====== EXTRACTED DATA ======

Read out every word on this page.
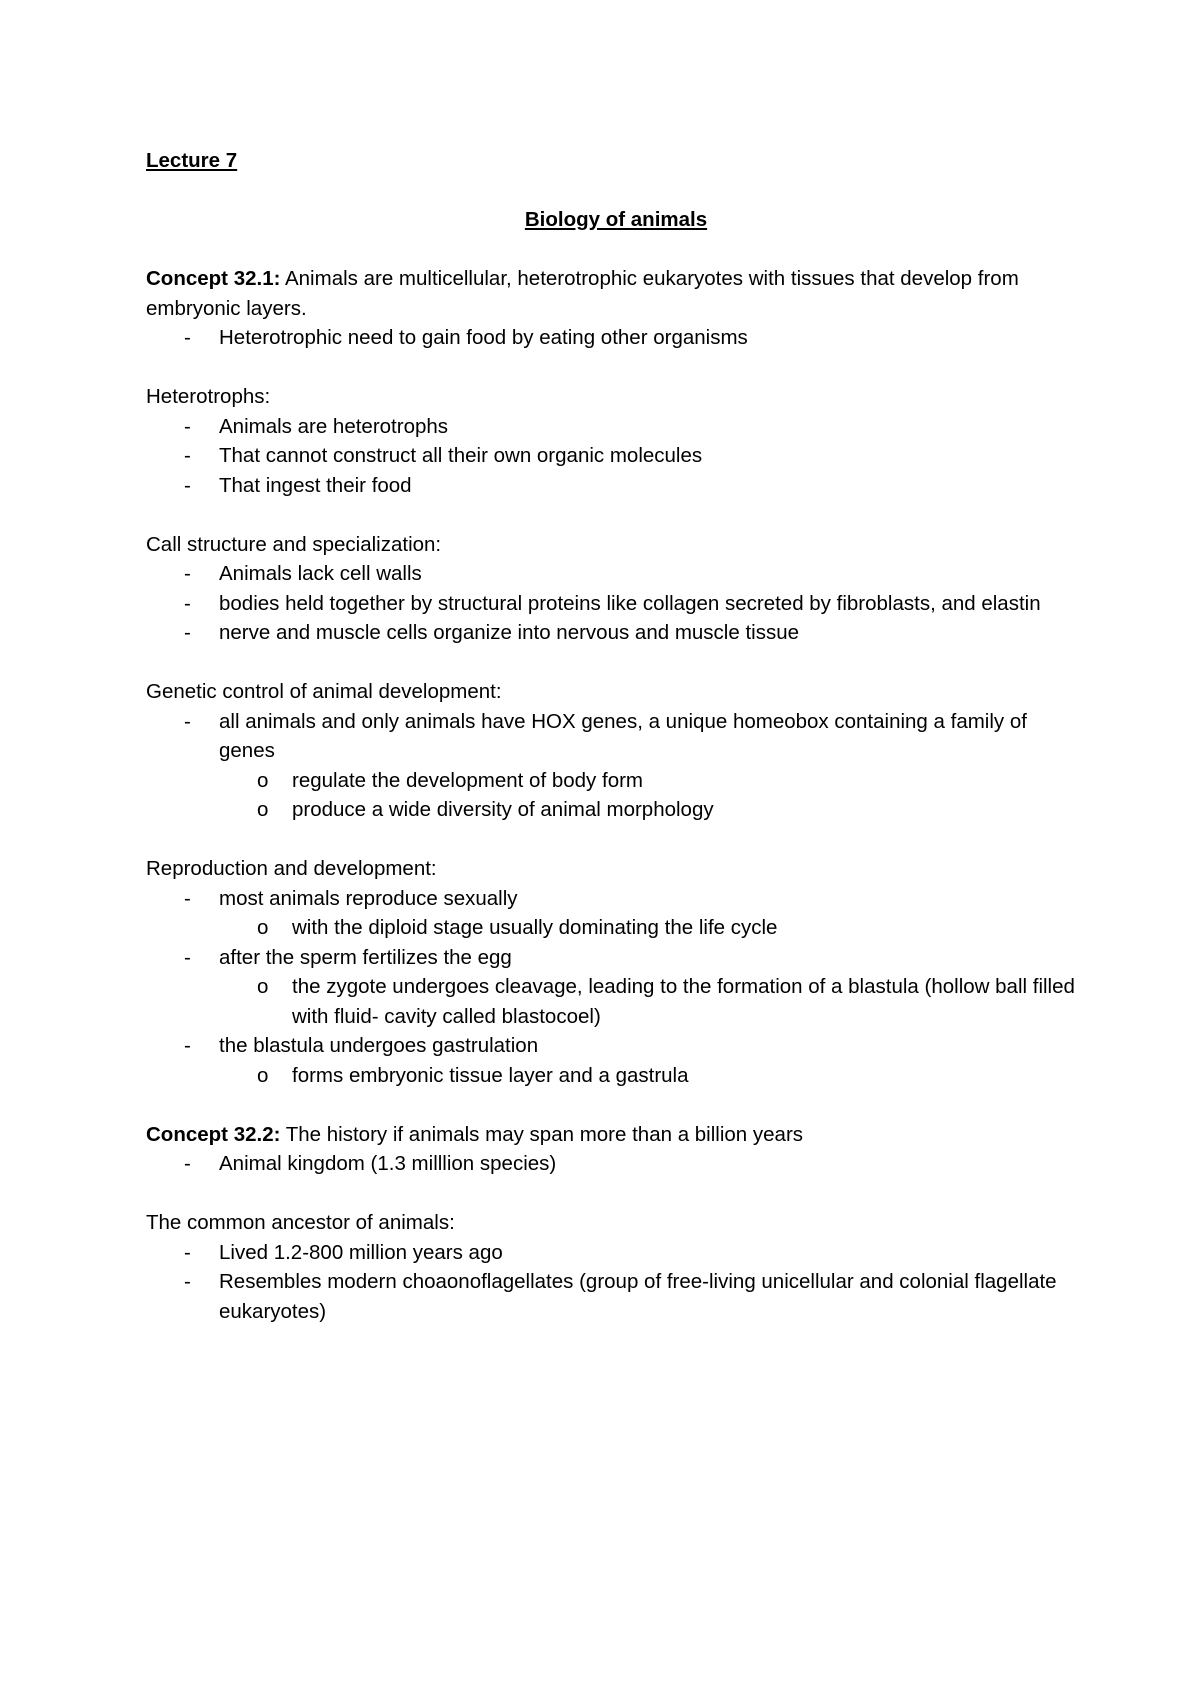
Lecture 7
Biology of animals
Concept 32.1: Animals are multicellular, heterotrophic eukaryotes with tissues that develop from embryonic layers.
- Heterotrophic need to gain food by eating other organisms
Heterotrophs:
- Animals are heterotrophs
- That cannot construct all their own organic molecules
- That ingest their food
Call structure and specialization:
- Animals lack cell walls
- bodies held together by structural proteins like collagen secreted by fibroblasts, and elastin
- nerve and muscle cells organize into nervous and muscle tissue
Genetic control of animal development:
- all animals and only animals have HOX genes, a unique homeobox containing a family of genes
o regulate the development of body form
o produce a wide diversity of animal morphology
Reproduction and development:
- most animals reproduce sexually
o with the diploid stage usually dominating the life cycle
- after the sperm fertilizes the egg
o the zygote undergoes cleavage, leading to the formation of a blastula (hollow ball filled with fluid- cavity called blastocoel)
- the blastula undergoes gastrulation
o forms embryonic tissue layer and a gastrula
Concept 32.2: The history if animals may span more than a billion years
- Animal kingdom (1.3 milllion species)
The common ancestor of animals:
- Lived 1.2-800 million years ago
- Resembles modern choaonoflagellates (group of free-living unicellular and colonial flagellate eukaryotes)
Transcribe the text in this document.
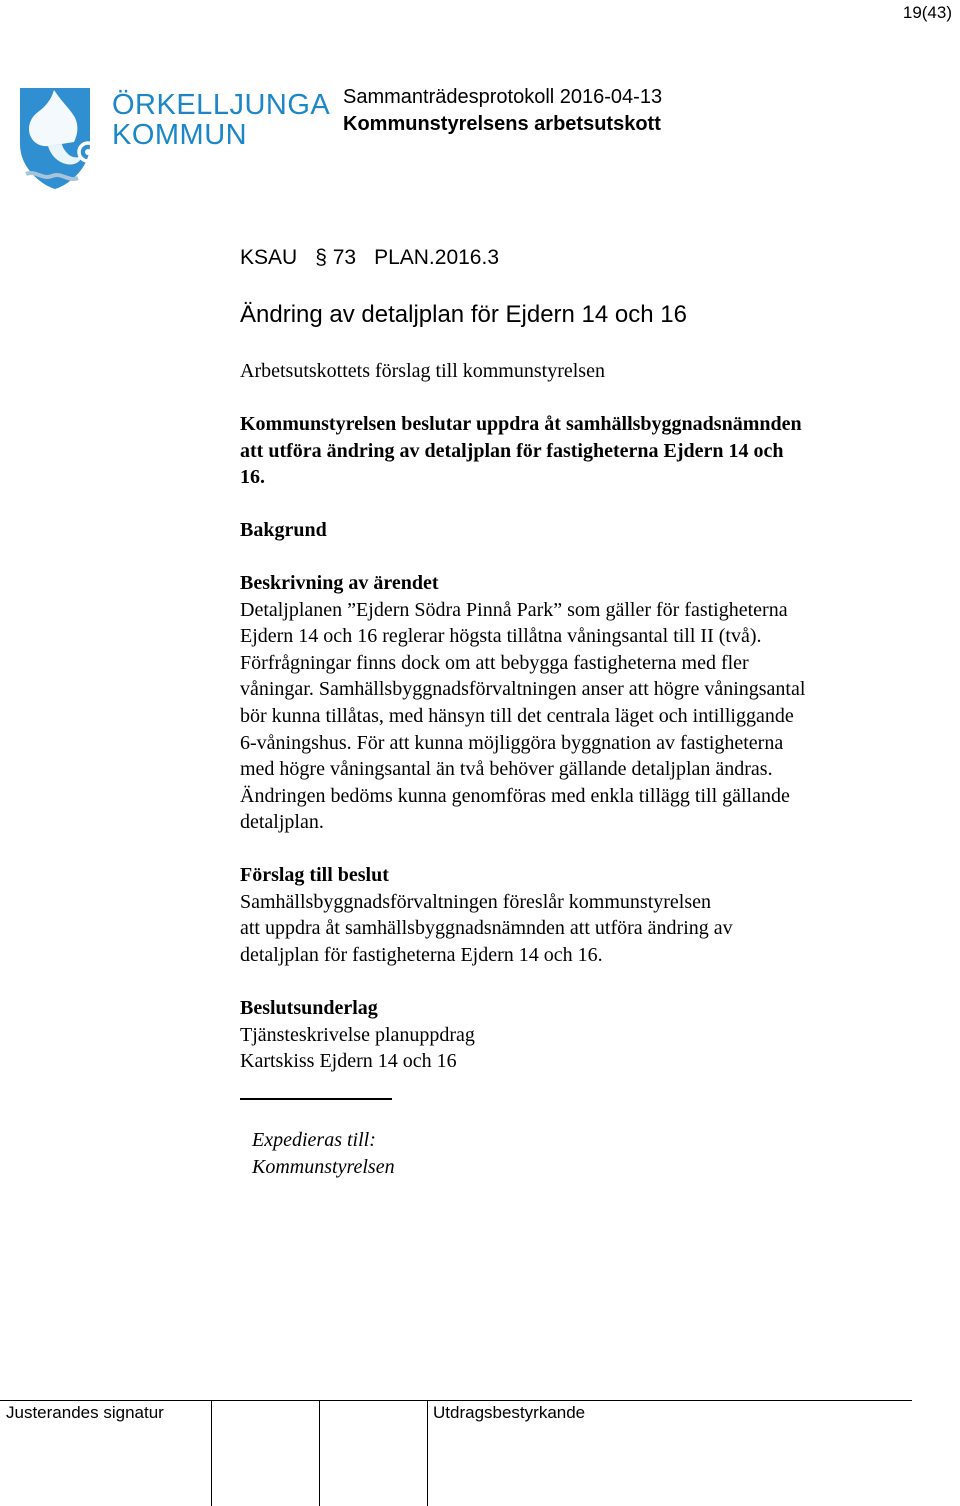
19(43)
ÖRKELLJUNGA
KOMMUN
Sammanträdesprotokoll 2016-04-13
Kommunstyrelsens arbetsutskott
KSAU § 73 PLAN.2016.3
Ändring av detaljplan för Ejdern 14 och 16
Arbetsutskottets förslag till kommunstyrelsen
Kommunstyrelsen beslutar uppdra åt samhällsbyggnadsnämnden
att utföra ändring av detaljplan för fastigheterna Ejdern 14 och
16.
Bakgrund
Beskrivning av ärendet
Detaljplanen ”Ejdern Södra Pinnå Park” som gäller för fastigheterna
Ejdern 14 och 16 reglerar högsta tillåtna våningsantal till II (två).
Förfrågningar finns dock om att bebygga fastigheterna med fler
våningar. Samhällsbyggnadsförvaltningen anser att högre våningsantal
bör kunna tillåtas, med hänsyn till det centrala läget och intilliggande
6-våningshus. För att kunna möjliggöra byggnation av fastigheterna
med högre våningsantal än två behöver gällande detaljplan ändras.
Ändringen bedöms kunna genomföras med enkla tillägg till gällande
detaljplan.
Förslag till beslut
Samhällsbyggnadsförvaltningen föreslår kommunstyrelsen
att uppdra åt samhällsbyggnadsnämnden att utföra ändring av
detaljplan för fastigheterna Ejdern 14 och 16.
Beslutsunderlag
Tjänsteskrivelse planuppdrag
Kartskiss Ejdern 14 och 16
Expedieras till:
Kommunstyrelsen
Justerandes signatur	Utdragsbestyrkande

======

> [DIRECTIONS FOR THIS TASK]: All lines above that include the word "kunna" must be copied into the answer.

> [THE COMPLETED TASK]:
bör kunna tillåtas, med hänsyn till det centrala läget och intilliggande
6-våningshus. För att kunna möjliggöra byggnation av fastigheterna
Ändringen bedöms kunna genomföras med enkla tillägg till gällande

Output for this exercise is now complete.